**To-do list**:
(1) In the Istanbul coup-night essay, what closure does the husband say marked the start of the 1980 coup?
(2) Write the next part of the Istanbul coup-night essay, picking up after its final sentence.
##### Selected text
Pool d'état

Friday July 15, 2016, 10:30 pm
I’m 7.5 months pregnant and it’s still almost 90 degrees here in Istanbul. I’m laying on the couch, in front of a fan, with an ice pack on my head.
Should I go to bed? Should I eat a popsicle? I’ve reached the end of Turkish Netflix...and the internet.
My husband bursts into the living room.
“Yavrim!” he cries, “The bridges are closed. I think it’s a coup!”
I have no idea what he’s talking about. I just stare at him. “What?”
“The same thing happened in 1980,” he said while turning on the TV. “The military closed the bridges and it was the start of the coup.”


I’m American. The word coup exists only in historical contexts for me and none which have affected my life directly. In my almost 2 years in Turkey, it has been politically stable, if bitterly divided - not unlike the U.S.
##########
##### Dataset extract
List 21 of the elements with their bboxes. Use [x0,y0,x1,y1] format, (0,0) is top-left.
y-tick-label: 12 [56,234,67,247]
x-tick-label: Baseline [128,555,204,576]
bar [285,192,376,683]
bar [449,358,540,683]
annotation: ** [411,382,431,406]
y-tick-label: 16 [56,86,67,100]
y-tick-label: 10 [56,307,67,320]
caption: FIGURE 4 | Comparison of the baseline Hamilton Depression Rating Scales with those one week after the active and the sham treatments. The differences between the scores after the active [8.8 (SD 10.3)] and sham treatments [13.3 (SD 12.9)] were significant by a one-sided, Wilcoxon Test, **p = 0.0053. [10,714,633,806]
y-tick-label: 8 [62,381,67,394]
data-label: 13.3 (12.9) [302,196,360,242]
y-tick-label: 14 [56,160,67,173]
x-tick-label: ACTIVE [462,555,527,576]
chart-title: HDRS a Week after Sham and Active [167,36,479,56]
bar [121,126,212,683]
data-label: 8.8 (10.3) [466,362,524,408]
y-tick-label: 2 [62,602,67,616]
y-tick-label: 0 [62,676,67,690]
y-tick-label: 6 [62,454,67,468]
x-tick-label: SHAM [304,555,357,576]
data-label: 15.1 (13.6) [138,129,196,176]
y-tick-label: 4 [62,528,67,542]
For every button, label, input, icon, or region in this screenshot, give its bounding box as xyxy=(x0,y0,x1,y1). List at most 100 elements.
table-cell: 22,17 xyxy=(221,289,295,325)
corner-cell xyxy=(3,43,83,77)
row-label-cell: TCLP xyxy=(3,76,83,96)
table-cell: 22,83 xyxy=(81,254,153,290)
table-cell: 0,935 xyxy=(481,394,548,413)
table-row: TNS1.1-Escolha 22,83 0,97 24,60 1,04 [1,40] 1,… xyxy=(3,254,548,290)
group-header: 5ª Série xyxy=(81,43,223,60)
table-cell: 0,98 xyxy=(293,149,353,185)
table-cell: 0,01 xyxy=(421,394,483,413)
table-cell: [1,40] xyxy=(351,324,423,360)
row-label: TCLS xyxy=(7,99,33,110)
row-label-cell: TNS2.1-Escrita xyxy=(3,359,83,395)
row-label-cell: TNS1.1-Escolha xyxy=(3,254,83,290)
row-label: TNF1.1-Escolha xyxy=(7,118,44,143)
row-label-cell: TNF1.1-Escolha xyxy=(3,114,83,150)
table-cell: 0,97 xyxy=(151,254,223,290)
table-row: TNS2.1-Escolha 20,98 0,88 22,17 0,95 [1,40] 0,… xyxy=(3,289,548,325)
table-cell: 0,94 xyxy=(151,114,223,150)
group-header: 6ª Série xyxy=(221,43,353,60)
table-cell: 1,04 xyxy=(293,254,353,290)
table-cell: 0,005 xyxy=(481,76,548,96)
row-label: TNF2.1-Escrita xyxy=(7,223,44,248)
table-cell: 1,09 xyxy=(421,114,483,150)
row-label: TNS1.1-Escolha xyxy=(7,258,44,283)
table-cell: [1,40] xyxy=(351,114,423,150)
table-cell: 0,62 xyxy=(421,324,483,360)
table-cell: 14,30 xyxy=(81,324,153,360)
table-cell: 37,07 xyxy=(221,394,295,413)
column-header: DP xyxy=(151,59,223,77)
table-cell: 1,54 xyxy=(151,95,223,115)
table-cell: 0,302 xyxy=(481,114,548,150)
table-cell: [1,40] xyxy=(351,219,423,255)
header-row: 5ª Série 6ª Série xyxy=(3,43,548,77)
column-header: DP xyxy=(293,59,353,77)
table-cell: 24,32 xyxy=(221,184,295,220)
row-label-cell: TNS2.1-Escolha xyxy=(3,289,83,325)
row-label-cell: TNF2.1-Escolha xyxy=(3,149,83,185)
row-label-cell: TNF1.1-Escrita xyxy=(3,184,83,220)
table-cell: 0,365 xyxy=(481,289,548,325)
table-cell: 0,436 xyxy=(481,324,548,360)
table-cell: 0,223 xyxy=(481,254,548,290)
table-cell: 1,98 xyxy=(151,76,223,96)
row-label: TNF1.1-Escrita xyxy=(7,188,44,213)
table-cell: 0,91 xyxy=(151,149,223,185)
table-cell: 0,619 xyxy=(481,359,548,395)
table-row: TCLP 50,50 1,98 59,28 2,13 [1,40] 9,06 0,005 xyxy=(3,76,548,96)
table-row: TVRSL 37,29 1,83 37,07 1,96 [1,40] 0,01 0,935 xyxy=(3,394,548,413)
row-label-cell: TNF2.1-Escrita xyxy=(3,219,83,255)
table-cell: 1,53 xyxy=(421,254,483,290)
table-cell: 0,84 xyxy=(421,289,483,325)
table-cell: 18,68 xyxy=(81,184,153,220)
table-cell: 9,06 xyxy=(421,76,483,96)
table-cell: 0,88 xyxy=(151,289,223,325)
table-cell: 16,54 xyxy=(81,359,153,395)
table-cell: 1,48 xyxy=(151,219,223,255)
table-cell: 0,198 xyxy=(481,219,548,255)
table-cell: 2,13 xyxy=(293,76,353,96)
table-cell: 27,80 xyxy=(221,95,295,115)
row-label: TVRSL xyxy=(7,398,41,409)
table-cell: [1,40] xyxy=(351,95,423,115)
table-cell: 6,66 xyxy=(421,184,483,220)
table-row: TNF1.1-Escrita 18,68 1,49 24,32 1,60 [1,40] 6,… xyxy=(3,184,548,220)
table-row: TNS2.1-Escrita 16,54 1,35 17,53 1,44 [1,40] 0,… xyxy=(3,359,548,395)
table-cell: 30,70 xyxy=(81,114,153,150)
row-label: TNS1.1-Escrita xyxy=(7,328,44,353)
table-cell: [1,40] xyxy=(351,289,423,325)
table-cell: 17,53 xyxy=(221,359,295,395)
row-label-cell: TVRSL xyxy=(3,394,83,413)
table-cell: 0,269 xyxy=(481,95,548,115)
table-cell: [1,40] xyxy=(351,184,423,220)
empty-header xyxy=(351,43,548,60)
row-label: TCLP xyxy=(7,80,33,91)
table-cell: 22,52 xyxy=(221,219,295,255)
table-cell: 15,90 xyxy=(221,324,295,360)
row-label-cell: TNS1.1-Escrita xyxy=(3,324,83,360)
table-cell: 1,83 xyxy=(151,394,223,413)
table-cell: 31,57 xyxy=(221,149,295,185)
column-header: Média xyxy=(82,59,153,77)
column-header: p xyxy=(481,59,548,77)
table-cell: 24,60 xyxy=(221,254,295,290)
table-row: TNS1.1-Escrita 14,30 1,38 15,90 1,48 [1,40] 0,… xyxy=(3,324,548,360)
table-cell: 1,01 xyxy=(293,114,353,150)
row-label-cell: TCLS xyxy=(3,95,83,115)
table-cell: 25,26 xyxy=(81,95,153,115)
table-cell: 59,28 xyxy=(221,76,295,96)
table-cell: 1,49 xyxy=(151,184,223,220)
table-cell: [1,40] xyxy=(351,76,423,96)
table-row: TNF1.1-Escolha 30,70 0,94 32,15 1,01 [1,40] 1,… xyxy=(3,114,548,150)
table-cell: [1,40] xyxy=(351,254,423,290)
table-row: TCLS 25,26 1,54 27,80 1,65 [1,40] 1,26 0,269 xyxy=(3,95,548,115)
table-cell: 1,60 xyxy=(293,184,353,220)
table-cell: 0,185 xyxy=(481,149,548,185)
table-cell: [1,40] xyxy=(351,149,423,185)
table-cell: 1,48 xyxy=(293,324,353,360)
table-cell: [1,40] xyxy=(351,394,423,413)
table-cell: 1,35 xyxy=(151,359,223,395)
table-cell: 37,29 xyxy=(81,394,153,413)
##########
**Expected results**:
(1) The military closed the bridges.

(2)
He’s got my attention now and I’m sitting up, trying to take it all in. The TV shows long lines of cars at the first bridge - soldiers are blocking the road. Istanbul straddles Asia and Europe. The city has 2 major (soon to be 3) bridges, an underwater rail line and a number of ferries which connect the two sides. On Friday night traffic would be heavy on the bridges, but the bridge is empty. People spill out of their cars to see what’s going on.
The news confirms that this is indeed some type of coup by the Army. According to the Army’s bylaws (article 35) they obligated to maintain the secular nature of the Turkish Republic and uphold the constitution. We are flipping between channels and my husband is breathlessly translating for me. I text a close friend, Işıl Eğrikavuk, who I think may have gone to bed, so she can follow the news.
10:50 pm I call my parents (no answer), I call my sister (no answer), I post to Facebook “What’s going on in Turkey right now?” American friends quickly respond saying “Embassy attack.” But I know better. Another comment links to an announcement of Martial Law declared by the military. My sister calls back.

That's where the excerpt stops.